-- START Source data --

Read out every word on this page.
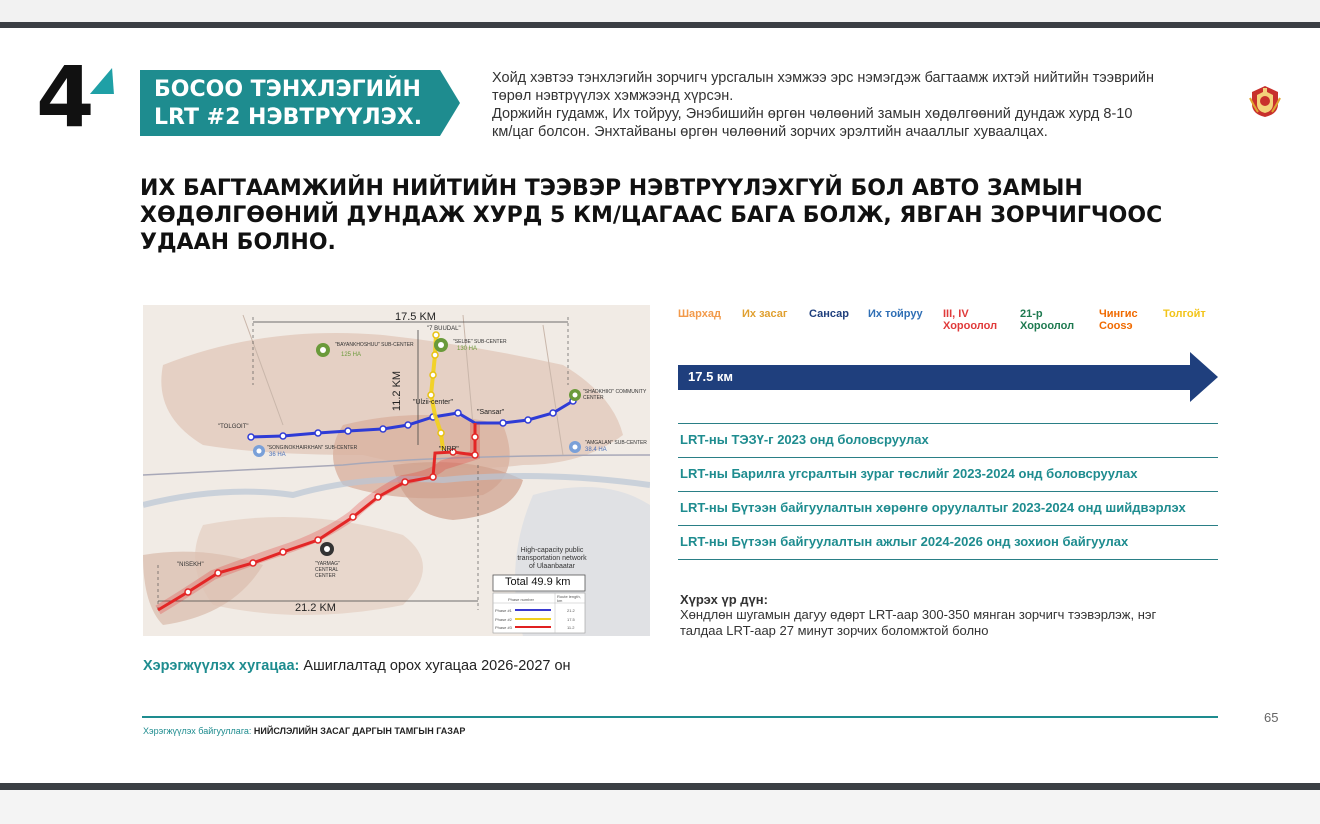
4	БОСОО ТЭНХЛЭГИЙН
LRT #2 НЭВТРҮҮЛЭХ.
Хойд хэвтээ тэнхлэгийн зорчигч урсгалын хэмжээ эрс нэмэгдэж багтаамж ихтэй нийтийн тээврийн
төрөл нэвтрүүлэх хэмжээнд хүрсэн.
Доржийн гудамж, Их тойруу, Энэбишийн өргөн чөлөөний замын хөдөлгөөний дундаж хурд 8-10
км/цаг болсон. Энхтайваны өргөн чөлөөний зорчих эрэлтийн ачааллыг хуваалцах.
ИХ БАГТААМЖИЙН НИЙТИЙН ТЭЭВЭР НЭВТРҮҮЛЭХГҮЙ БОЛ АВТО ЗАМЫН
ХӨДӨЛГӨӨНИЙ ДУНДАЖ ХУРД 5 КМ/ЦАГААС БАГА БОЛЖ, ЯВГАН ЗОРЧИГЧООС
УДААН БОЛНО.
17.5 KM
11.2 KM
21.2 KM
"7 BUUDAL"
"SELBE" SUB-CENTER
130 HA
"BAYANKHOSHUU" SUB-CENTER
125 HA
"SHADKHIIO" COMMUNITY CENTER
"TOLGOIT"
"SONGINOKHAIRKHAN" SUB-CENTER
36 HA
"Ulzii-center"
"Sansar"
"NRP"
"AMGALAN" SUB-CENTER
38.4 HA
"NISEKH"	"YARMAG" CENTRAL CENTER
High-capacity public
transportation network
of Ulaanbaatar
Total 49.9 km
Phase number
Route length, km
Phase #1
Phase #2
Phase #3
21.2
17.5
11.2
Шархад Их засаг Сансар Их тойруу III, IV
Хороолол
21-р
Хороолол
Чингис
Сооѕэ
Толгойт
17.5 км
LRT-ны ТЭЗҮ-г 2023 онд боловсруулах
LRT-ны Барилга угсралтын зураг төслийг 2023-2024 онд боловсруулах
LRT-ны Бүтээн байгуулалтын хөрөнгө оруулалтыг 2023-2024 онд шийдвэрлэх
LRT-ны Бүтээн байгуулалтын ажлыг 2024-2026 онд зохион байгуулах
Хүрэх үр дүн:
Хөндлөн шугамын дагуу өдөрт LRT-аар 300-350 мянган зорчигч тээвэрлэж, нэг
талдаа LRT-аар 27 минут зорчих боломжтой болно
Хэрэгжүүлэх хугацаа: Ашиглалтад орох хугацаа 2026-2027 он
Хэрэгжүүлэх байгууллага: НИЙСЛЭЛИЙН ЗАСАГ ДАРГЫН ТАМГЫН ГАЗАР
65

-- END Source data --

_Instruction_.
Look through the lines above and collect those with the word "боловсруулах".

_Result below_.
LRT-ны ТЭЗҮ-г 2023 онд боловсруулах
LRT-ны Барилга угсралтын зураг төслийг 2023-2024 онд боловсруулах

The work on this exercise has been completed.